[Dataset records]
● ● ● ● ● ● ●
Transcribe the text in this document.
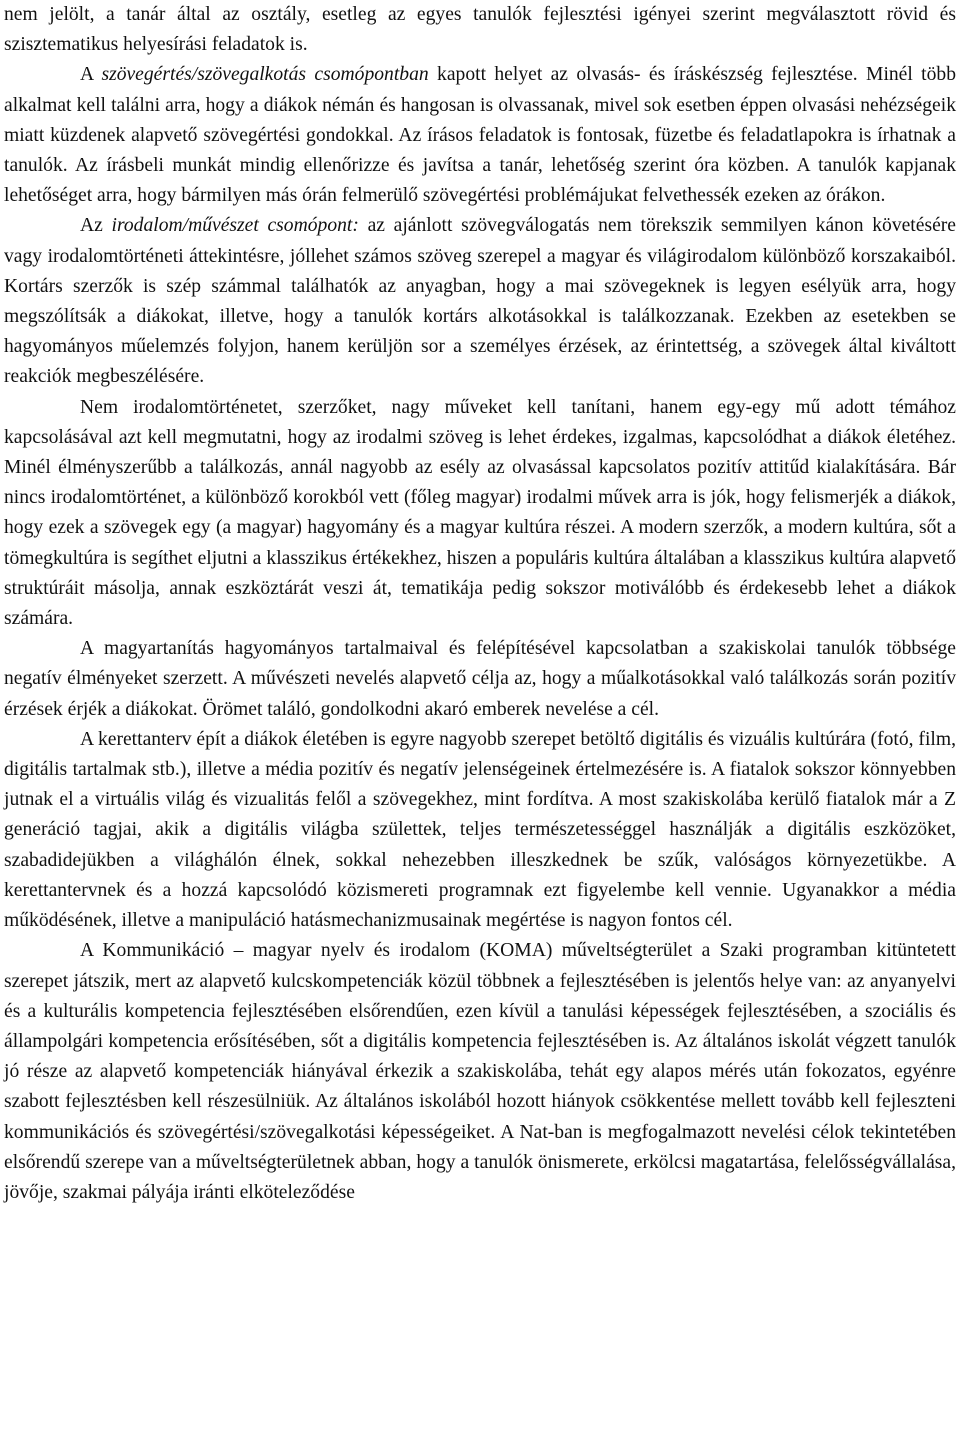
nem jelölt, a tanár által az osztály, esetleg az egyes tanulók fejlesztési igényei szerint megválasztott rövid és szisztematikus helyesírási feladatok is.

A szövegértés/szövegalkotás csomópontban kapott helyet az olvasás- és íráskészség fejlesztése. Minél több alkalmat kell találni arra, hogy a diákok némán és hangosan is olvassanak, mivel sok esetben éppen olvasási nehézségeik miatt küzdenek alapvető szövegértési gondokkal. Az írásos feladatok is fontosak, füzetbe és feladatlapokra is írhatnak a tanulók. Az írásbeli munkát mindig ellenőrizze és javítsa a tanár, lehetőség szerint óra közben. A tanulók kapjanak lehetőséget arra, hogy bármilyen más órán felmerülő szövegértési problémájukat felvethessék ezeken az órákon.

Az irodalom/művészet csomópont: az ajánlott szövegválogatás nem törekszik semmilyen kánon követésére vagy irodalomtörténeti áttekintésre, jóllehet számos szöveg szerepel a magyar és világirodalom különböző korszakaiból. Kortárs szerzők is szép számmal találhatók az anyagban, hogy a mai szövegeknek is legyen esélyük arra, hogy megszólítsák a diákokat, illetve, hogy a tanulók kortárs alkotásokkal is találkozzanak. Ezekben az esetekben se hagyományos műelemzés folyjon, hanem kerüljön sor a személyes érzések, az érintettség, a szövegek által kiváltott reakciók megbeszélésére.

Nem irodalomtörténetet, szerzőket, nagy műveket kell tanítani, hanem egy-egy mű adott témához kapcsolásával azt kell megmutatni, hogy az irodalmi szöveg is lehet érdekes, izgalmas, kapcsolódhat a diákok életéhez. Minél élményszerűbb a találkozás, annál nagyobb az esély az olvasással kapcsolatos pozitív attitűd kialakítására. Bár nincs irodalomtörténet, a különböző korokból vett (főleg magyar) irodalmi művek arra is jók, hogy felismerjék a diákok, hogy ezek a szövegek egy (a magyar) hagyomány és a magyar kultúra részei. A modern szerzők, a modern kultúra, sőt a tömegkultúra is segíthet eljutni a klasszikus értékekhez, hiszen a populáris kultúra általában a klasszikus kultúra alapvető struktúráit másolja, annak eszköztárát veszi át, tematikája pedig sokszor motiválóbb és érdekesebb lehet a diákok számára.

A magyartanítás hagyományos tartalmaival és felépítésével kapcsolatban a szakiskolai tanulók többsége negatív élményeket szerzett. A művészeti nevelés alapvető célja az, hogy a műalkotásokkal való találkozás során pozitív érzések érjék a diákokat. Örömet találó, gondolkodni akaró emberek nevelése a cél.

A kerettanterv épít a diákok életében is egyre nagyobb szerepet betöltő digitális és vizuális kultúrára (fotó, film, digitális tartalmak stb.), illetve a média pozitív és negatív jelenségeinek értelmezésére is. A fiatalok sokszor könnyebben jutnak el a virtuális világ és vizualitás felől a szövegekhez, mint fordítva. A most szakiskolába kerülő fiatalok már a Z generáció tagjai, akik a digitális világba születtek, teljes természetességgel használják a digitális eszközöket, szabadidejükben a világhálón élnek, sokkal nehezebben illeszkednek be szűk, valóságos környezetükbe. A kerettantervnek és a hozzá kapcsolódó közismereti programnak ezt figyelembe kell vennie. Ugyanakkor a média működésének, illetve a manipuláció hatásmechanizmusainak megértése is nagyon fontos cél.

A Kommunikáció – magyar nyelv és irodalom (KOMA) műveltségterület a Szaki programban kitüntetett szerepet játszik, mert az alapvető kulcskompetenciák közül többnek a fejlesztésében is jelentős helye van: az anyanyelvi és a kulturális kompetencia fejlesztésében elsőrendűen, ezen kívül a tanulási képességek fejlesztésében, a szociális és állampolgári kompetencia erősítésében, sőt a digitális kompetencia fejlesztésében is. Az általános iskolát végzett tanulók jó része az alapvető kompetenciák hiányával érkezik a szakiskolába, tehát egy alapos mérés után fokozatos, egyénre szabott fejlesztésben kell részesülniük. Az általános iskolából hozott hiányok csökkentése mellett tovább kell fejleszteni kommunikációs és szövegértési/szövegalkotási képességeiket. A Nat-ban is megfogalmazott nevelési célok tekintetében elsőrendű szerepe van a műveltségterületnek abban, hogy a tanulók önismerete, erkölcsi magatartása, felelősségvállalása, jövője, szakmai pályája iránti elköteleződése
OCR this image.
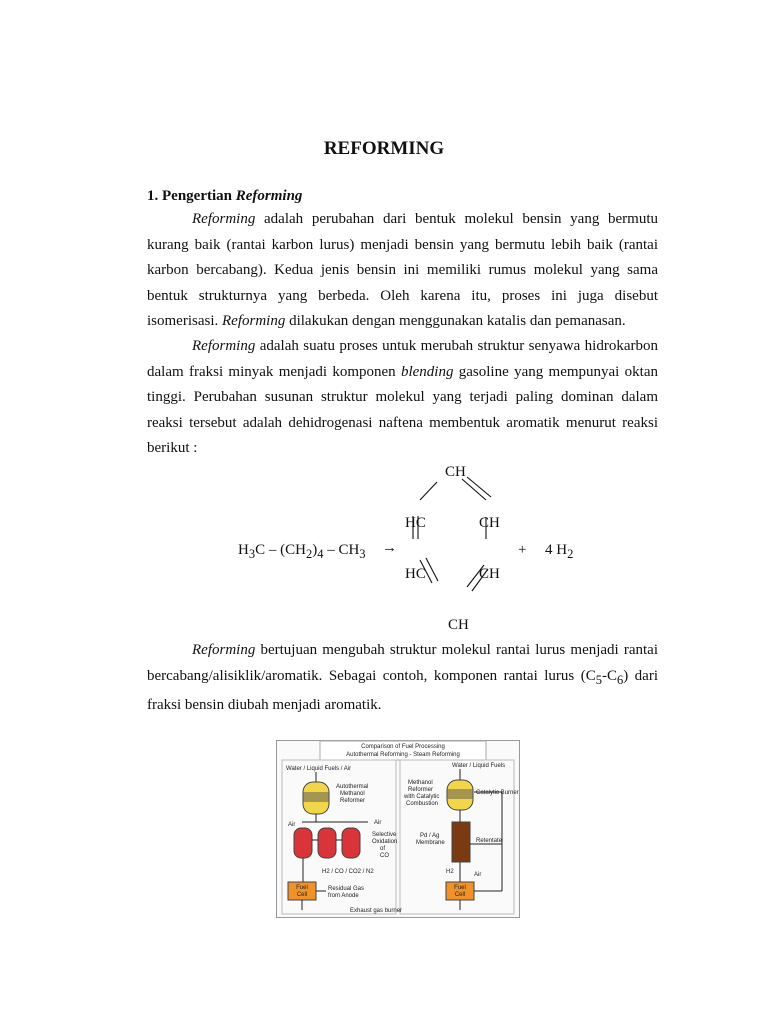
REFORMING
1. Pengertian Reforming
Reforming adalah perubahan dari bentuk molekul bensin yang bermutu kurang baik (rantai karbon lurus) menjadi bensin yang bermutu lebih baik (rantai karbon bercabang). Kedua jenis bensin ini memiliki rumus molekul yang sama bentuk strukturnya yang berbeda. Oleh karena itu, proses ini juga disebut isomerisasi. Reforming dilakukan dengan menggunakan katalis dan pemanasan.
Reforming adalah suatu proses untuk merubah struktur senyawa hidrokarbon dalam fraksi minyak menjadi komponen blending gasoline yang mempunyai oktan tinggi. Perubahan susunan struktur molekul yang terjadi paling dominan dalam reaksi tersebut adalah dehidrogenasi naftena membentuk aromatik menurut reaksi berikut :
$H_3C - (CH_2)_4 - CH_3$ →
CH
HC	CH
HC	CH
CH
+ 4 $H_2$
Reforming bertujuan mengubah struktur molekul rantai lurus menjadi rantai bercabang/alisiklik/aromatik. Sebagai contoh, komponen rantai lurus $(C_5-C_6)$ dari fraksi bensin diubah menjadi aromatik.
Comparison of Fuel Processing
Autothermal Reforming - Steam Reforming
Water / Liquid Fuels / Air
Autothermal
Methanol
Reformer
Air	Air
Selective
Oxidation
of
CO
H2 / CO / CO2 / N2
Fuel
Cell
Residual Gas
from Anode
Exhaust gas burner
Water / Liquid Fuels
Methanol
Reformer
with Catalytic
Combustion
Catalytic Burner
Pd / Ag
Membrane	Retentate
H2	Air
Fuel
Cell
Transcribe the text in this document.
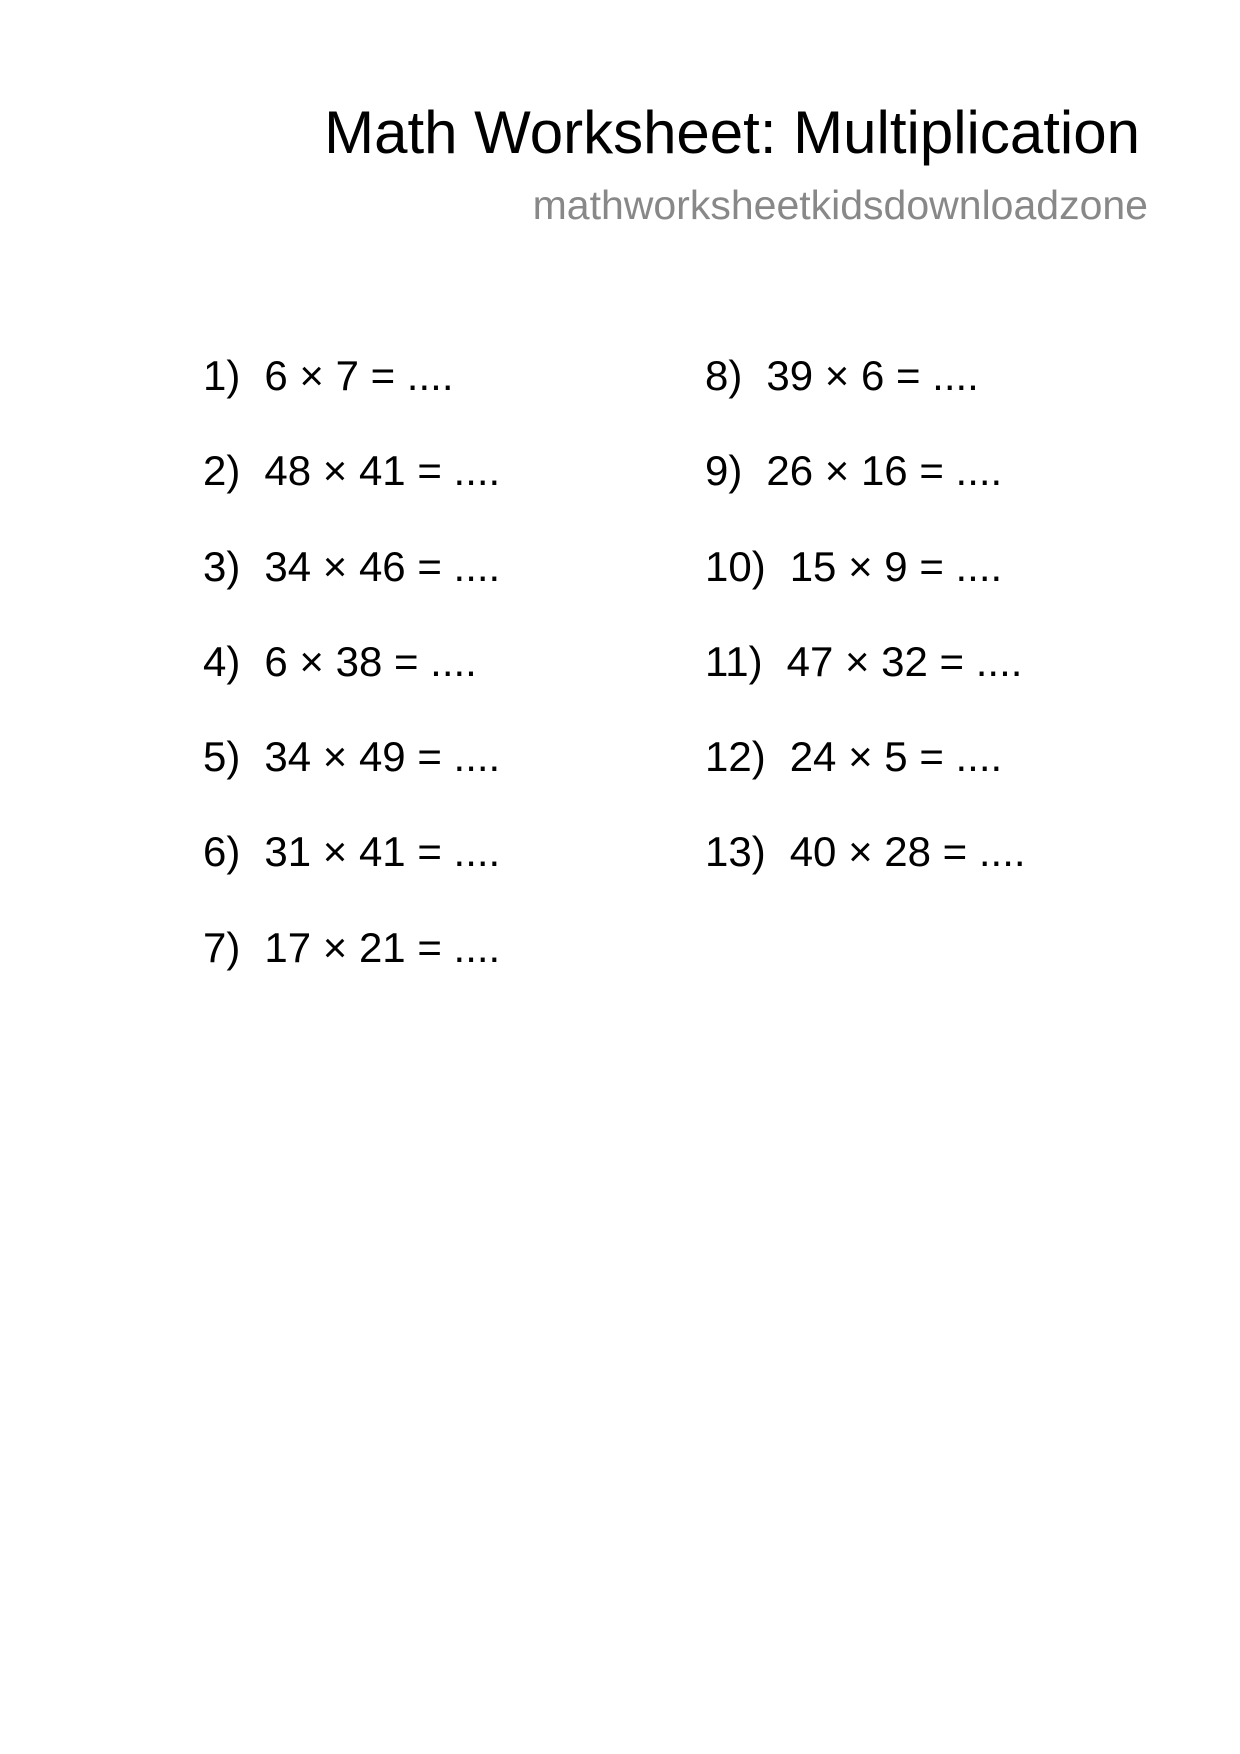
Math Worksheet: Multiplication
mathworksheetkidsdownloadzone
1) 6 × 7 = ....
2) 48 × 41 = ....
3) 34 × 46 = ....
4) 6 × 38 = ....
5) 34 × 49 = ....
6) 31 × 41 = ....
7) 17 × 21 = ....
8) 39 × 6 = ....
9) 26 × 16 = ....
10) 15 × 9 = ....
11) 47 × 32 = ....
12) 24 × 5 = ....
13) 40 × 28 = ....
● ● ● ● ● ● ●
_WRITTEN PROBLEM_. Which lines in the records above contain the string "rantai"? Copy each one.

_FINISHED TASK_.
Reforming adalah perubahan dari bentuk molekul bensin yang bermutu kurang baik (rantai karbon lurus) menjadi bensin yang bermutu lebih baik (rantai karbon bercabang). Kedua jenis bensin ini memiliki rumus molekul yang sama bentuk strukturnya yang berbeda. Oleh karena itu, proses ini juga disebut isomerisasi. Reforming dilakukan dengan menggunakan katalis dan pemanasan.
Reforming bertujuan mengubah struktur molekul rantai lurus menjadi rantai bercabang/alisiklik/aromatik. Sebagai contoh, komponen rantai lurus $(C_5-C_6)$ dari fraksi bensin diubah menjadi aromatik.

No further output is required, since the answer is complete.